##### Material to process

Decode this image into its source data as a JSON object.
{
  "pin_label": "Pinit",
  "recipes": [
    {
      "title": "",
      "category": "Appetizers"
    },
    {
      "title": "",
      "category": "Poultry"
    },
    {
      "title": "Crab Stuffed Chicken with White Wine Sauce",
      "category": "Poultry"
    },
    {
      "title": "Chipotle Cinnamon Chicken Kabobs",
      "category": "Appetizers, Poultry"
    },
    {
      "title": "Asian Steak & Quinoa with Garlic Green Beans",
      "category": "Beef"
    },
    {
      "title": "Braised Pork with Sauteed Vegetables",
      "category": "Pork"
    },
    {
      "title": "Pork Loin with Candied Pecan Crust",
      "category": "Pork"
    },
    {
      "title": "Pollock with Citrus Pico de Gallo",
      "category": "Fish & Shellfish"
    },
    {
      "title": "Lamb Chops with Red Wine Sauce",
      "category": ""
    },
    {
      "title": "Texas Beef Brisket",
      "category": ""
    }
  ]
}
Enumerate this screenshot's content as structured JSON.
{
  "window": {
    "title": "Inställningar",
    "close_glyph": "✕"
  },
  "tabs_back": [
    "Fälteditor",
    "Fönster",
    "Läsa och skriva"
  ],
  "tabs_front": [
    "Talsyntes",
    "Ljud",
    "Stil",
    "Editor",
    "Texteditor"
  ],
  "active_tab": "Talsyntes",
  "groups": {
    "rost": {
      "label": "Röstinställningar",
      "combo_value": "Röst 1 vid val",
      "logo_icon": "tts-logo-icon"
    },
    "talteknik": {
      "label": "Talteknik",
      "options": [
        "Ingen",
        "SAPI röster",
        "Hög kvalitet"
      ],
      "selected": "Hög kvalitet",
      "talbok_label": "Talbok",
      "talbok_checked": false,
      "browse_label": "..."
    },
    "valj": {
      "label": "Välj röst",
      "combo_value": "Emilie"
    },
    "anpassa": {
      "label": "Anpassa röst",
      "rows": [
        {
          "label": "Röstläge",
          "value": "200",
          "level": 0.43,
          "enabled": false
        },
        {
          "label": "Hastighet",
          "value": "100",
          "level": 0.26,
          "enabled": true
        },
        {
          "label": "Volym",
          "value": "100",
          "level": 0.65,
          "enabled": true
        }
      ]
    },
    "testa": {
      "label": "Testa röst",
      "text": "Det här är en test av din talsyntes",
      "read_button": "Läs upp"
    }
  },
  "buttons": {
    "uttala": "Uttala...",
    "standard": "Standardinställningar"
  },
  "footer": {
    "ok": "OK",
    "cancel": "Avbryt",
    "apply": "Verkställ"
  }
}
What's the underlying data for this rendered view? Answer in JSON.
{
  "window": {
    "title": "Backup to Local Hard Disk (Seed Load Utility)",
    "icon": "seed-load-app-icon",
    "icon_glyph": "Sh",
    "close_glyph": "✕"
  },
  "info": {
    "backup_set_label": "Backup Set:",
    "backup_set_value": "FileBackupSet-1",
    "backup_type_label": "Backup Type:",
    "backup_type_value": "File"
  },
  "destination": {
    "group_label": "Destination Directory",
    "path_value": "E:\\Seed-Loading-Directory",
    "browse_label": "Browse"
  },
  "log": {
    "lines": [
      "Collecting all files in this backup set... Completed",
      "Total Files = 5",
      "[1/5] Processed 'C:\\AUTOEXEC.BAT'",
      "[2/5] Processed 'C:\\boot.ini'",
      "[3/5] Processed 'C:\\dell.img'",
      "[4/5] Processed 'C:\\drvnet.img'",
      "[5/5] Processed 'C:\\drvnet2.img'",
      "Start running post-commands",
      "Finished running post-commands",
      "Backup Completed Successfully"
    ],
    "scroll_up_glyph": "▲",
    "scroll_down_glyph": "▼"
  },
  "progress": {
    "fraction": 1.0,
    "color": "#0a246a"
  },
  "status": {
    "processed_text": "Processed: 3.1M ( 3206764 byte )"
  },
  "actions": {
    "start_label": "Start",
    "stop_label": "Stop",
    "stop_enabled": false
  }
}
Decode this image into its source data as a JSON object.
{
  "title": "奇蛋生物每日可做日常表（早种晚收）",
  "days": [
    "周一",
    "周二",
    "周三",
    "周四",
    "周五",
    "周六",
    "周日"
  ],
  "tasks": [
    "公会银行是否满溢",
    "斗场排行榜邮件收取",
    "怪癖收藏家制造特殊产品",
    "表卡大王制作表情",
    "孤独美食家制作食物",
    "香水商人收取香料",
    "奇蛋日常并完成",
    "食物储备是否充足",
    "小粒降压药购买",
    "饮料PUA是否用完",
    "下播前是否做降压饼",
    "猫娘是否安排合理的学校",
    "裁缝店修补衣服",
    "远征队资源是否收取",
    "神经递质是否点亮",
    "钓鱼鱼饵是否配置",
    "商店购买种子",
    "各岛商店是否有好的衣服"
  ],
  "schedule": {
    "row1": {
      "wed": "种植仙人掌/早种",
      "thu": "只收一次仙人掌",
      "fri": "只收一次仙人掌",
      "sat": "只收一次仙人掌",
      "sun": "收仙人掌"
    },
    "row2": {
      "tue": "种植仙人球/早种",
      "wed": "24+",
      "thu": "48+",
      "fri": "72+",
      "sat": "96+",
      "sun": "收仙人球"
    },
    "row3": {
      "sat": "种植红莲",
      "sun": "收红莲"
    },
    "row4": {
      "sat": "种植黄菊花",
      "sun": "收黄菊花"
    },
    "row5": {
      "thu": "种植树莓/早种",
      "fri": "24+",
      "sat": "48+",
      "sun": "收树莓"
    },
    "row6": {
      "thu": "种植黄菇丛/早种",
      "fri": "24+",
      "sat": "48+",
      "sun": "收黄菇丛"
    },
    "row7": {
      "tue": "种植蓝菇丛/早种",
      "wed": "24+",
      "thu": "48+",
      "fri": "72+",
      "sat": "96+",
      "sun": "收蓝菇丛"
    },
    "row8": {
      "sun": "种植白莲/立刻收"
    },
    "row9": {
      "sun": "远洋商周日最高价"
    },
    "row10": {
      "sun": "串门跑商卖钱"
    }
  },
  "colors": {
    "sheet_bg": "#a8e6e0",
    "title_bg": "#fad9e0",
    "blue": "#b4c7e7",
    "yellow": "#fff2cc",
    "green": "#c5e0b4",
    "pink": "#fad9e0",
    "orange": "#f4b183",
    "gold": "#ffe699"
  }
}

##########

Problem to solve – Send back every record, precisely as written.

Solution to this exercise –
Decode this image into its source data as a JSON object.
{
  "pin_label": "Pinit",
  "recipes": [
    {
      "title": "",
      "category": "Appetizers"
    },
    {
      "title": "",
      "category": "Poultry"
    },
    {
      "title": "Crab Stuffed Chicken with White Wine Sauce",
      "category": "Poultry"
    },
    {
      "title": "Chipotle Cinnamon Chicken Kabobs",
      "category": "Appetizers, Poultry"
    },
    {
      "title": "Asian Steak & Quinoa with Garlic Green Beans",
      "category": "Beef"
    },
    {
      "title": "Braised Pork with Sauteed Vegetables",
      "category": "Pork"
    },
    {
      "title": "Pork Loin with Candied Pecan Crust",
      "category": "Pork"
    },
    {
      "title": "Pollock with Citrus Pico de Gallo",
      "category": "Fish & Shellfish"
    },
    {
      "title": "Lamb Chops with Red Wine Sauce",
      "category": ""
    },
    {
      "title": "Texas Beef Brisket",
      "category": ""
    }
  ]
}
Enumerate this screenshot's content as structured JSON.
{
  "window": {
    "title": "Inställningar",
    "close_glyph": "✕"
  },
  "tabs_back": [
    "Fälteditor",
    "Fönster",
    "Läsa och skriva"
  ],
  "tabs_front": [
    "Talsyntes",
    "Ljud",
    "Stil",
    "Editor",
    "Texteditor"
  ],
  "active_tab": "Talsyntes",
  "groups": {
    "rost": {
      "label": "Röstinställningar",
      "combo_value": "Röst 1 vid val",
      "logo_icon": "tts-logo-icon"
    },
    "talteknik": {
      "label": "Talteknik",
      "options": [
        "Ingen",
        "SAPI röster",
        "Hög kvalitet"
      ],
      "selected": "Hög kvalitet",
      "talbok_label": "Talbok",
      "talbok_checked": false,
      "browse_label": "..."
    },
    "valj": {
      "label": "Välj röst",
      "combo_value": "Emilie"
    },
    "anpassa": {
      "label": "Anpassa röst",
      "rows": [
        {
          "label": "Röstläge",
          "value": "200",
          "level": 0.43,
          "enabled": false
        },
        {
          "label": "Hastighet",
          "value": "100",
          "level": 0.26,
          "enabled": true
        },
        {
          "label": "Volym",
          "value": "100",
          "level": 0.65,
          "enabled": true
        }
      ]
    },
    "testa": {
      "label": "Testa röst",
      "text": "Det här är en test av din talsyntes",
      "read_button": "Läs upp"
    }
  },
  "buttons": {
    "uttala": "Uttala...",
    "standard": "Standardinställningar"
  },
  "footer": {
    "ok": "OK",
    "cancel": "Avbryt",
    "apply": "Verkställ"
  }
}
What's the underlying data for this rendered view? Answer in JSON.
{
  "window": {
    "title": "Backup to Local Hard Disk (Seed Load Utility)",
    "icon": "seed-load-app-icon",
    "icon_glyph": "Sh",
    "close_glyph": "✕"
  },
  "info": {
    "backup_set_label": "Backup Set:",
    "backup_set_value": "FileBackupSet-1",
    "backup_type_label": "Backup Type:",
    "backup_type_value": "File"
  },
  "destination": {
    "group_label": "Destination Directory",
    "path_value": "E:\\Seed-Loading-Directory",
    "browse_label": "Browse"
  },
  "log": {
    "lines": [
      "Collecting all files in this backup set... Completed",
      "Total Files = 5",
      "[1/5] Processed 'C:\\AUTOEXEC.BAT'",
      "[2/5] Processed 'C:\\boot.ini'",
      "[3/5] Processed 'C:\\dell.img'",
      "[4/5] Processed 'C:\\drvnet.img'",
      "[5/5] Processed 'C:\\drvnet2.img'",
      "Start running post-commands",
      "Finished running post-commands",
      "Backup Completed Successfully"
    ],
    "scroll_up_glyph": "▲",
    "scroll_down_glyph": "▼"
  },
  "progress": {
    "fraction": 1.0,
    "color": "#0a246a"
  },
  "status": {
    "processed_text": "Processed: 3.1M ( 3206764 byte )"
  },
  "actions": {
    "start_label": "Start",
    "stop_label": "Stop",
    "stop_enabled": false
  }
}
Decode this image into its source data as a JSON object.
{
  "title": "奇蛋生物每日可做日常表（早种晚收）",
  "days": [
    "周一",
    "周二",
    "周三",
    "周四",
    "周五",
    "周六",
    "周日"
  ],
  "tasks": [
    "公会银行是否满溢",
    "斗场排行榜邮件收取",
    "怪癖收藏家制造特殊产品",
    "表卡大王制作表情",
    "孤独美食家制作食物",
    "香水商人收取香料",
    "奇蛋日常并完成",
    "食物储备是否充足",
    "小粒降压药购买",
    "饮料PUA是否用完",
    "下播前是否做降压饼",
    "猫娘是否安排合理的学校",
    "裁缝店修补衣服",
    "远征队资源是否收取",
    "神经递质是否点亮",
    "钓鱼鱼饵是否配置",
    "商店购买种子",
    "各岛商店是否有好的衣服"
  ],
  "schedule": {
    "row1": {
      "wed": "种植仙人掌/早种",
      "thu": "只收一次仙人掌",
      "fri": "只收一次仙人掌",
      "sat": "只收一次仙人掌",
      "sun": "收仙人掌"
    },
    "row2": {
      "tue": "种植仙人球/早种",
      "wed": "24+",
      "thu": "48+",
      "fri": "72+",
      "sat": "96+",
      "sun": "收仙人球"
    },
    "row3": {
      "sat": "种植红莲",
      "sun": "收红莲"
    },
    "row4": {
      "sat": "种植黄菊花",
      "sun": "收黄菊花"
    },
    "row5": {
      "thu": "种植树莓/早种",
      "fri": "24+",
      "sat": "48+",
      "sun": "收树莓"
    },
    "row6": {
      "thu": "种植黄菇丛/早种",
      "fri": "24+",
      "sat": "48+",
      "sun": "收黄菇丛"
    },
    "row7": {
      "tue": "种植蓝菇丛/早种",
      "wed": "24+",
      "thu": "48+",
      "fri": "72+",
      "sat": "96+",
      "sun": "收蓝菇丛"
    },
    "row8": {
      "sun": "种植白莲/立刻收"
    },
    "row9": {
      "sun": "远洋商周日最高价"
    },
    "row10": {
      "sun": "串门跑商卖钱"
    }
  },
  "colors": {
    "sheet_bg": "#a8e6e0",
    "title_bg": "#fad9e0",
    "blue": "#b4c7e7",
    "yellow": "#fff2cc",
    "green": "#c5e0b4",
    "pink": "#fad9e0",
    "orange": "#f4b183",
    "gold": "#ffe699"
  }
}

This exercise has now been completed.